Element location data:
━━━━━━

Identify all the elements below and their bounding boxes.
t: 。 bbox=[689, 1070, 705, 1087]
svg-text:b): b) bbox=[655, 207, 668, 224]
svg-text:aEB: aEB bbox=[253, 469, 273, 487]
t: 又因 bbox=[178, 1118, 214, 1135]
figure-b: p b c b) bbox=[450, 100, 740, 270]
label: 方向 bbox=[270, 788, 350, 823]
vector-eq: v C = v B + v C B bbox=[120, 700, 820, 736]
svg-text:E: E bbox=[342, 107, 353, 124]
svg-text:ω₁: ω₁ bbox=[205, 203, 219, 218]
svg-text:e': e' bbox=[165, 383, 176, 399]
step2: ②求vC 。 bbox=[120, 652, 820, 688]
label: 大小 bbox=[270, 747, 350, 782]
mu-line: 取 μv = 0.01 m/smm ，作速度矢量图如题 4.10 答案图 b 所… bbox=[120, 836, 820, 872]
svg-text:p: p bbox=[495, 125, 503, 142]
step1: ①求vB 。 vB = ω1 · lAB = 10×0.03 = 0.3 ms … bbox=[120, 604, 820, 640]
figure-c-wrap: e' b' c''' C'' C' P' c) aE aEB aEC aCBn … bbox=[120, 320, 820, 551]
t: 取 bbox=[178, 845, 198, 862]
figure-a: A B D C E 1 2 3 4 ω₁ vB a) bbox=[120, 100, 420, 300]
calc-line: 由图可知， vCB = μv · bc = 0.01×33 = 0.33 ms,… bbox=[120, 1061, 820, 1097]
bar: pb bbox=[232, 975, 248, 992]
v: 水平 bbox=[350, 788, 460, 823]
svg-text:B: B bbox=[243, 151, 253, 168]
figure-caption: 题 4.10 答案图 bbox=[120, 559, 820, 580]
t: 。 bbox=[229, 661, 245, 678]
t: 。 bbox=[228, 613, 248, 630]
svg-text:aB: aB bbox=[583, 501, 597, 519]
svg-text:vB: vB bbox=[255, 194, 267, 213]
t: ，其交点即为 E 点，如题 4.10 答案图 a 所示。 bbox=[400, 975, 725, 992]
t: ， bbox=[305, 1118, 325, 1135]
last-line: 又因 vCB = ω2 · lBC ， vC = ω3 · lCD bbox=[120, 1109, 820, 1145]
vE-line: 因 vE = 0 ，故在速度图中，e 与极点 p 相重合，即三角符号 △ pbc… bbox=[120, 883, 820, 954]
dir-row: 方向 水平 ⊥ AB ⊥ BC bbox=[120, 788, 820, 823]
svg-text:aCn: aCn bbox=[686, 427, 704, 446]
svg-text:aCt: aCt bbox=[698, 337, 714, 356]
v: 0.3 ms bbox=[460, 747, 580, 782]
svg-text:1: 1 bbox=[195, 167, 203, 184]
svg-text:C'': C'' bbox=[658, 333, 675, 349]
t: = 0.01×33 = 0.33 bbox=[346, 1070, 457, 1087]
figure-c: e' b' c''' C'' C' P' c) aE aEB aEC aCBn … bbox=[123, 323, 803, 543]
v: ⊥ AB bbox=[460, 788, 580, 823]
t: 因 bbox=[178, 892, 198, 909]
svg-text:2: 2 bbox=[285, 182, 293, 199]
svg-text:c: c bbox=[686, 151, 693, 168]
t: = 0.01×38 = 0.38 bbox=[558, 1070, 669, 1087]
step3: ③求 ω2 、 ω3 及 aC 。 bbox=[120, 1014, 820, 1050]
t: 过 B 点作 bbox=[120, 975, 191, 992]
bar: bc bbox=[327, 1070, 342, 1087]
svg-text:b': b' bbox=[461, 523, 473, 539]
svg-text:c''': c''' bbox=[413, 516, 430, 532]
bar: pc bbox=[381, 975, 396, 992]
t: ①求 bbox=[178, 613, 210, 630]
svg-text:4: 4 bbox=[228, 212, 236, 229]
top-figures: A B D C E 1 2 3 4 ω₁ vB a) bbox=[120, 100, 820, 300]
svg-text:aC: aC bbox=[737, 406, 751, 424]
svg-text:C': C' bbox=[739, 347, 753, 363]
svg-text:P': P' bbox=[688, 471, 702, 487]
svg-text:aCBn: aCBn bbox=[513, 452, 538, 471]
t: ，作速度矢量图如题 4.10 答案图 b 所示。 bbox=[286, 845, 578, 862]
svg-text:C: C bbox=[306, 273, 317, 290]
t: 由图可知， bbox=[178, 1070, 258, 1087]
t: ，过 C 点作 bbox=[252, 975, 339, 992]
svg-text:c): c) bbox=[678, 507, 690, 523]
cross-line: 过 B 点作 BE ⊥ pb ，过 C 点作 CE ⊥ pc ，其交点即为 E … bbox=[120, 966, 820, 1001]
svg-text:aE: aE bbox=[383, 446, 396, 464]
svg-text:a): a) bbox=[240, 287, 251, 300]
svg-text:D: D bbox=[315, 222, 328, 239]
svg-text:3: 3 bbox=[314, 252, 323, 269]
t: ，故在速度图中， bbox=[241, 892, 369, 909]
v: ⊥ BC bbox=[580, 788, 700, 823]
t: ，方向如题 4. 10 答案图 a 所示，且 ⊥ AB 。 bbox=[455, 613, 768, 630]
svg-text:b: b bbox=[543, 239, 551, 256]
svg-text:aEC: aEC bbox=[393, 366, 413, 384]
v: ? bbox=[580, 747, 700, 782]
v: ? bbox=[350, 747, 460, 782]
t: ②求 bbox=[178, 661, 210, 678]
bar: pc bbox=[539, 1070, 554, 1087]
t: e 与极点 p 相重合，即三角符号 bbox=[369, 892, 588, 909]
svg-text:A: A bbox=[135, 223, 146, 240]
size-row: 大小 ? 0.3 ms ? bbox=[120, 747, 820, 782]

━━━━━━

• **Instruction**
List every line in the records above that contains the string "其交点即为", treating uppercase and lowercase as different.

• **Solution below**
t: ，其交点即为 E 点，如题 4.10 答案图 a 所示。 bbox=[400, 975, 725, 992]
cross-line: 过 B 点作 BE ⊥ pb ，过 C 点作 CE ⊥ pc ，其交点即为 E … bbox=[120, 966, 820, 1001]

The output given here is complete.